-- START --

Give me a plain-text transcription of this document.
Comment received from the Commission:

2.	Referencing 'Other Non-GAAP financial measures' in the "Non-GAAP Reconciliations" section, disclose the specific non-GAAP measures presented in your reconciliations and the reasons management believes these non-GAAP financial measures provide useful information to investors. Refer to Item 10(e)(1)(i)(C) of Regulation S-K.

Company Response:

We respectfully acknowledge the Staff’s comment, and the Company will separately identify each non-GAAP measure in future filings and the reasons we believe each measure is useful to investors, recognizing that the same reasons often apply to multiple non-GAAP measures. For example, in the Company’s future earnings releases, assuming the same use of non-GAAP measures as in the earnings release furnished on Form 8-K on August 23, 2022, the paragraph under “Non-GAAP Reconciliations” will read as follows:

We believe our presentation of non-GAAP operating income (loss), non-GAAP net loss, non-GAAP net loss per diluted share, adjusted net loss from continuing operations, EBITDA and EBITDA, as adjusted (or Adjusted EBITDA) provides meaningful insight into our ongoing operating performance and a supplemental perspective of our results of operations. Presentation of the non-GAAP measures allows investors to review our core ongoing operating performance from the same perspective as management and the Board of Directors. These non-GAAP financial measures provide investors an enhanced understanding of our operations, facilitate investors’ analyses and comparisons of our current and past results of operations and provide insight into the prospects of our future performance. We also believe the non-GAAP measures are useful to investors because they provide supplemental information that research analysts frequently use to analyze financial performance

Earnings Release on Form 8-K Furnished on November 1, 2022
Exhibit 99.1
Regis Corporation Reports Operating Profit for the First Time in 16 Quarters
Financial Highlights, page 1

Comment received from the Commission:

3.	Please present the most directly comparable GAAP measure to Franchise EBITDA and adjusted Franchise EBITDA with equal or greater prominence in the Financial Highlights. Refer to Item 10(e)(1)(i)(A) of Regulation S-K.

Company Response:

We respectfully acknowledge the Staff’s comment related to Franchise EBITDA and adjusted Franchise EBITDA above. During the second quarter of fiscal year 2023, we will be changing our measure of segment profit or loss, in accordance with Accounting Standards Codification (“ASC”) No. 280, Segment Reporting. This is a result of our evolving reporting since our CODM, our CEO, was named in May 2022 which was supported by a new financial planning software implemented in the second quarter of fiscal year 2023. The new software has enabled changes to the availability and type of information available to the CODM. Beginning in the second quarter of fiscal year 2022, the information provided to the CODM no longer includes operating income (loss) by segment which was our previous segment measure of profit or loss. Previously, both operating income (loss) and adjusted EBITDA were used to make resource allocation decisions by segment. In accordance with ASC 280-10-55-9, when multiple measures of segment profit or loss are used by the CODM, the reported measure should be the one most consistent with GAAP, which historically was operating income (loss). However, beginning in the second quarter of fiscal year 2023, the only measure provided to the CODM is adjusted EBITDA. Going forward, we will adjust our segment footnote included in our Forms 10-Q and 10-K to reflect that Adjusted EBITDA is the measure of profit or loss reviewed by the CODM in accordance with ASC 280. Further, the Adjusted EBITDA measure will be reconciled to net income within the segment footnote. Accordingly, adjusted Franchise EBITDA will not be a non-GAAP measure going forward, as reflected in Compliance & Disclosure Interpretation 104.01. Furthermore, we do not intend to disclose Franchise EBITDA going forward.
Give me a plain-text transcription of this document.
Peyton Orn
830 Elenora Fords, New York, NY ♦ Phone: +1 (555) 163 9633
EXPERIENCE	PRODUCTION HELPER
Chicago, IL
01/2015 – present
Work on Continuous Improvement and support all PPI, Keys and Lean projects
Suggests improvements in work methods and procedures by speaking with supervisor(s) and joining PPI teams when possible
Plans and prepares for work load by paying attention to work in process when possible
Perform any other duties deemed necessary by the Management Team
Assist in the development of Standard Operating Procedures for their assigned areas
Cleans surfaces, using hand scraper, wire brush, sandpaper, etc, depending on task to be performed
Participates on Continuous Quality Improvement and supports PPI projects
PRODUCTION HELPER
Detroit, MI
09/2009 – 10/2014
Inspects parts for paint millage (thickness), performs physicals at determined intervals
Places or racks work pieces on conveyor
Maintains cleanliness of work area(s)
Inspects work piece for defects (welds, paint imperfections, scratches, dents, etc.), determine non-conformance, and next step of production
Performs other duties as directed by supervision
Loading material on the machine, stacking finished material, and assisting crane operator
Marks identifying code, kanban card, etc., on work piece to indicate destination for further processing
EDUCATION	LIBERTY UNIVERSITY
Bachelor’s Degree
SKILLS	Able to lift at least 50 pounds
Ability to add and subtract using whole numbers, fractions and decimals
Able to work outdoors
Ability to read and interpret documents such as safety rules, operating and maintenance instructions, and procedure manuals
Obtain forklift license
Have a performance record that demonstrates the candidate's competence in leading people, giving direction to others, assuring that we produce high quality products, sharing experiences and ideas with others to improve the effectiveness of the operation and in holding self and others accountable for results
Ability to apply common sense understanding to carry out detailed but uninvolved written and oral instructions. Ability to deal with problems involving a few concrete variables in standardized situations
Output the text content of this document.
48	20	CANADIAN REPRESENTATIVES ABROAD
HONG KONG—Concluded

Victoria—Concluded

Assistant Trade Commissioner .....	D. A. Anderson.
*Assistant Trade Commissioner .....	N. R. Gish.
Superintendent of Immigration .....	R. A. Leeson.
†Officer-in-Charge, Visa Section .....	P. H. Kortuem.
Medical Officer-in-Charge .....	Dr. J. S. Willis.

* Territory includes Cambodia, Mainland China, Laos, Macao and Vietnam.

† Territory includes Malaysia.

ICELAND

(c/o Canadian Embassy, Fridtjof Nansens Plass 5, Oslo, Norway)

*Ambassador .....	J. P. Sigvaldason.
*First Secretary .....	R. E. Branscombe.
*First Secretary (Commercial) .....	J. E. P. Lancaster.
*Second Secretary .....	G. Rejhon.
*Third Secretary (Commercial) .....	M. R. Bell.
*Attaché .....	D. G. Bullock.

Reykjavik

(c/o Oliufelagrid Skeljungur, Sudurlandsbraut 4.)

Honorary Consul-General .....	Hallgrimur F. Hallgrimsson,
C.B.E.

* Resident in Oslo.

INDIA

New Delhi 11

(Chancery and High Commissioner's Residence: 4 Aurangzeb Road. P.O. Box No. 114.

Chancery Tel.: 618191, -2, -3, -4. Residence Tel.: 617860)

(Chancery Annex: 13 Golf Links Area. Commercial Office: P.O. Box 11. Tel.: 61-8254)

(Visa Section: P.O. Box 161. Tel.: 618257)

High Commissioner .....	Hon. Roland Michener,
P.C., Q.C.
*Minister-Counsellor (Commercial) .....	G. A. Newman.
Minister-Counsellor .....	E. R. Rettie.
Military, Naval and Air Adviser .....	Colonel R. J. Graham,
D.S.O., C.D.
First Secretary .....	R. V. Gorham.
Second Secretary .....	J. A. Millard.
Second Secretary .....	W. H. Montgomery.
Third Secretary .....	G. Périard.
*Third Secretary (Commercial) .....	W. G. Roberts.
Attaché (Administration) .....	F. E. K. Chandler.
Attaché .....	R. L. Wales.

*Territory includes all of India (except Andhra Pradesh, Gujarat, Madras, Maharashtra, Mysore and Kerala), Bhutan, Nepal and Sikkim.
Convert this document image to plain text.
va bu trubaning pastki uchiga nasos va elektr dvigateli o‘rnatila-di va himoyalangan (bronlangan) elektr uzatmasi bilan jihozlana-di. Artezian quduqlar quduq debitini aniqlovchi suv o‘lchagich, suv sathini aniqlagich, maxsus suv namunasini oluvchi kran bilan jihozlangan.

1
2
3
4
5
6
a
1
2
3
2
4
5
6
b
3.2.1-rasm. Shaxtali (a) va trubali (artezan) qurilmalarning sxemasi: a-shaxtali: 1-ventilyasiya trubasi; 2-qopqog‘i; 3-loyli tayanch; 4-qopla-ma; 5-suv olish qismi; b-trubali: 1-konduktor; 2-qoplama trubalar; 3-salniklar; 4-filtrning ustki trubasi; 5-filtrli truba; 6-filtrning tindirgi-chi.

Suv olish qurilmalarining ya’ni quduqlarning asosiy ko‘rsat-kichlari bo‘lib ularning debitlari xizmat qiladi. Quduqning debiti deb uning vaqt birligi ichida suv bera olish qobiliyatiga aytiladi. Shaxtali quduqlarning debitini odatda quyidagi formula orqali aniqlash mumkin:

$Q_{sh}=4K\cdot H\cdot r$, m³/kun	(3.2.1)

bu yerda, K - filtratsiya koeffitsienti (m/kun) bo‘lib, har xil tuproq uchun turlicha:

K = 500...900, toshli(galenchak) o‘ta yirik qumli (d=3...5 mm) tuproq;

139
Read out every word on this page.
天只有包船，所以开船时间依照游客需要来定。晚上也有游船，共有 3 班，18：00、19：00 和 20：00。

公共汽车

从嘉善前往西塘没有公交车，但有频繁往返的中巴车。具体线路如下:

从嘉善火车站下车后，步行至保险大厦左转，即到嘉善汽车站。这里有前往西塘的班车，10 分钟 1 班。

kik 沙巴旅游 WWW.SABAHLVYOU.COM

-- END --

**TASK DESCRIPTION**
Select the lines that carry the string "Commercial" and copy them.

**RESULT**
*First Secretary (Commercial) .....	J. E. P. Lancaster.
*Third Secretary (Commercial) .....	M. R. Bell.
(Chancery Annex: 13 Golf Links Area. Commercial Office: P.O. Box 11. Tel.: 61-8254)
*Minister-Counsellor (Commercial) .....	G. A. Newman.
*Third Secretary (Commercial) .....	W. G. Roberts.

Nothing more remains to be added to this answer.